***** INPUT FOR THIS TASK *****

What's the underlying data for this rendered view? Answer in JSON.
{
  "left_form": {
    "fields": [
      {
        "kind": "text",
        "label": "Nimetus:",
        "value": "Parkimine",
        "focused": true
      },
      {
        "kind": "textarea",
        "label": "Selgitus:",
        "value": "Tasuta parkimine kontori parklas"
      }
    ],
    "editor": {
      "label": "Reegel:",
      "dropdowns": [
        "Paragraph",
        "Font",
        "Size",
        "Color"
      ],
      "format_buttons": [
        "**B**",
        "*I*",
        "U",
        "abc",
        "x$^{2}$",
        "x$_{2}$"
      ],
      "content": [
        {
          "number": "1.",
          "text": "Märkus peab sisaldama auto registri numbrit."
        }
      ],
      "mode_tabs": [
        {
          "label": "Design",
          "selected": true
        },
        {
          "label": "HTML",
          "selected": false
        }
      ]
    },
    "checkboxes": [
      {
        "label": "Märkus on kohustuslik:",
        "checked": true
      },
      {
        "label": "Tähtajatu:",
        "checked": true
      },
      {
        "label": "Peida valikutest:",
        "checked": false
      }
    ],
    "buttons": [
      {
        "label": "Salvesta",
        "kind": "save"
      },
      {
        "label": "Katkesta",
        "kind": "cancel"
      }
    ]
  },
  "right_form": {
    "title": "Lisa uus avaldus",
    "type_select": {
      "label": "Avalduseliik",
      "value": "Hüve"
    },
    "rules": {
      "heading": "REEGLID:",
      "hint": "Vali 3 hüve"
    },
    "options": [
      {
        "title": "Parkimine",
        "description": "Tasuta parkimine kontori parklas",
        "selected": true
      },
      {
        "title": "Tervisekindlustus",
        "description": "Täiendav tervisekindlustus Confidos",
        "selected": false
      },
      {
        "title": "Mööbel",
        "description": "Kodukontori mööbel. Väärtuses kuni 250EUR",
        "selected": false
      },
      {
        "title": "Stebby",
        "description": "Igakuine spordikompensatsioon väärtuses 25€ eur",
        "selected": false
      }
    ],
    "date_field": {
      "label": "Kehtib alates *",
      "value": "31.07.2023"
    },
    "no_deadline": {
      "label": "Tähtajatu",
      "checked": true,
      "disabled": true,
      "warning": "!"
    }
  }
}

*****

OBJECTIVE — Print every record exactly as it was given.

RESULT —
What's the underlying data for this rendered view? Answer in JSON.
{
  "left_form": {
    "fields": [
      {
        "kind": "text",
        "label": "Nimetus:",
        "value": "Parkimine",
        "focused": true
      },
      {
        "kind": "textarea",
        "label": "Selgitus:",
        "value": "Tasuta parkimine kontori parklas"
      }
    ],
    "editor": {
      "label": "Reegel:",
      "dropdowns": [
        "Paragraph",
        "Font",
        "Size",
        "Color"
      ],
      "format_buttons": [
        "**B**",
        "*I*",
        "U",
        "abc",
        "x$^{2}$",
        "x$_{2}$"
      ],
      "content": [
        {
          "number": "1.",
          "text": "Märkus peab sisaldama auto registri numbrit."
        }
      ],
      "mode_tabs": [
        {
          "label": "Design",
          "selected": true
        },
        {
          "label": "HTML",
          "selected": false
        }
      ]
    },
    "checkboxes": [
      {
        "label": "Märkus on kohustuslik:",
        "checked": true
      },
      {
        "label": "Tähtajatu:",
        "checked": true
      },
      {
        "label": "Peida valikutest:",
        "checked": false
      }
    ],
    "buttons": [
      {
        "label": "Salvesta",
        "kind": "save"
      },
      {
        "label": "Katkesta",
        "kind": "cancel"
      }
    ]
  },
  "right_form": {
    "title": "Lisa uus avaldus",
    "type_select": {
      "label": "Avalduseliik",
      "value": "Hüve"
    },
    "rules": {
      "heading": "REEGLID:",
      "hint": "Vali 3 hüve"
    },
    "options": [
      {
        "title": "Parkimine",
        "description": "Tasuta parkimine kontori parklas",
        "selected": true
      },
      {
        "title": "Tervisekindlustus",
        "description": "Täiendav tervisekindlustus Confidos",
        "selected": false
      },
      {
        "title": "Mööbel",
        "description": "Kodukontori mööbel. Väärtuses kuni 250EUR",
        "selected": false
      },
      {
        "title": "Stebby",
        "description": "Igakuine spordikompensatsioon väärtuses 25€ eur",
        "selected": false
      }
    ],
    "date_field": {
      "label": "Kehtib alates *",
      "value": "31.07.2023"
    },
    "no_deadline": {
      "label": "Tähtajatu",
      "checked": true,
      "disabled": true,
      "warning": "!"
    }
  }
}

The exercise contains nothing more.